-- start of GIVEN RECORDS --

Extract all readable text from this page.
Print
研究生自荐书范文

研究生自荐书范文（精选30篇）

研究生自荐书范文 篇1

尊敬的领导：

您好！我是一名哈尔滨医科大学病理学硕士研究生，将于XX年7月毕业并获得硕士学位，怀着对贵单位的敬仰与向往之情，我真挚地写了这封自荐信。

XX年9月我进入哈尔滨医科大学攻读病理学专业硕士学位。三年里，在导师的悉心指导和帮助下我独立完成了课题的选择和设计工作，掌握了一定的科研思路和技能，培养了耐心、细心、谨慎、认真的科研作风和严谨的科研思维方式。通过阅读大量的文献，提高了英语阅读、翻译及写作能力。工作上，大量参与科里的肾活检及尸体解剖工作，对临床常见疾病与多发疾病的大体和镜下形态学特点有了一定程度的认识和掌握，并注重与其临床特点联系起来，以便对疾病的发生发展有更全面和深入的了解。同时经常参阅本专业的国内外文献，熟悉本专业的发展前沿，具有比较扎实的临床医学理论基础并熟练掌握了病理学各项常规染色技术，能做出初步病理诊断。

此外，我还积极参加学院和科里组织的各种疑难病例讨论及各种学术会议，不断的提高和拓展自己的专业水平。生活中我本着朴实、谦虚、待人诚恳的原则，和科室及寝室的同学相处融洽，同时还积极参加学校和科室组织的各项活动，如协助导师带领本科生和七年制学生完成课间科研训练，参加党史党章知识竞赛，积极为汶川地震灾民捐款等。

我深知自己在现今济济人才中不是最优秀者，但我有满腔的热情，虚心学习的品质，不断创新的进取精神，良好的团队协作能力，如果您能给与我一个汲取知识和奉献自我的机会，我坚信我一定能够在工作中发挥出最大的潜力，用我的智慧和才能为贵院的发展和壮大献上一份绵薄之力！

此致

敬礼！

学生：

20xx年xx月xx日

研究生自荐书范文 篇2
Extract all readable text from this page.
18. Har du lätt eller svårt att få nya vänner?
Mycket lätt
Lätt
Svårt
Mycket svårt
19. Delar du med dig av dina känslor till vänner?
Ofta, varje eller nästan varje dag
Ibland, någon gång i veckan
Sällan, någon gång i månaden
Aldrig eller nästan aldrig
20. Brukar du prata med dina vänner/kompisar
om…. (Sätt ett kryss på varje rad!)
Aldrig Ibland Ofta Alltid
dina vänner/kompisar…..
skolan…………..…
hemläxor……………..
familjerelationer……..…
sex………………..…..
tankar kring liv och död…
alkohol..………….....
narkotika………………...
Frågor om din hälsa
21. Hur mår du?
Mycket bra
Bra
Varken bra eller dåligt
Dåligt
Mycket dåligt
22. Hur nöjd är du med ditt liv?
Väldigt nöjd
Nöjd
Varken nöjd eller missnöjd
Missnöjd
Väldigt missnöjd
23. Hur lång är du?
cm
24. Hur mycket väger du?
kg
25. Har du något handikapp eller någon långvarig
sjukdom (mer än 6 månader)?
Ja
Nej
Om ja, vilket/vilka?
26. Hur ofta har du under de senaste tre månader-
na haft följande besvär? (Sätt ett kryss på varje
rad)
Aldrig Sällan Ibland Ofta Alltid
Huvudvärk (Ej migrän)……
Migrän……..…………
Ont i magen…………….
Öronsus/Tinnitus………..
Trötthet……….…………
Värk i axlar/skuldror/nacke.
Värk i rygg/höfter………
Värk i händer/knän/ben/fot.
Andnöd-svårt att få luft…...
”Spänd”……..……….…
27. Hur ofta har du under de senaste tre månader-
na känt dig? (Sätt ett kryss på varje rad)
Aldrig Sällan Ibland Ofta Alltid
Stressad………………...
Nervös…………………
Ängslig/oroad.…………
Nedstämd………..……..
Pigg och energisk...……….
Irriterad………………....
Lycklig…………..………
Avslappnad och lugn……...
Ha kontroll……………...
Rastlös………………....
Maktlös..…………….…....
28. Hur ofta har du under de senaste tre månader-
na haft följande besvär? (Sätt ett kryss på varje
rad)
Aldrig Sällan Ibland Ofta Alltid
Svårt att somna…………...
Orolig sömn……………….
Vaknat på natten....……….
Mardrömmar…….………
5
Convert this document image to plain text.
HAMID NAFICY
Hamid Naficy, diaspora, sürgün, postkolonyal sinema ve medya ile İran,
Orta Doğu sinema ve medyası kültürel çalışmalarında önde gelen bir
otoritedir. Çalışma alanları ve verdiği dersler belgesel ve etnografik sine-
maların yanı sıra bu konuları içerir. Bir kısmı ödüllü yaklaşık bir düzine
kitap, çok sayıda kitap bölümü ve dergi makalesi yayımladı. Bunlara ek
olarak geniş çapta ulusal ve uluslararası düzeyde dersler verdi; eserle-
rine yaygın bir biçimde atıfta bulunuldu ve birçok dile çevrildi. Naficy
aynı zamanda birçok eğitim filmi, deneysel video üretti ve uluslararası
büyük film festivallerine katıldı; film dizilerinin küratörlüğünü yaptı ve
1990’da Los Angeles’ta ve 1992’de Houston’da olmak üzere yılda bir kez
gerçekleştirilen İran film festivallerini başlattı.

-- end of GIVEN RECORDS --

** TASK TO COMPLETE **
Track down every line holding the string "senaste" and copy it.

** RESPONSE TO THIS TASK **
26. Hur ofta har du under de senaste tre månader-
27. Hur ofta har du under de senaste tre månader-
28. Hur ofta har du under de senaste tre månader-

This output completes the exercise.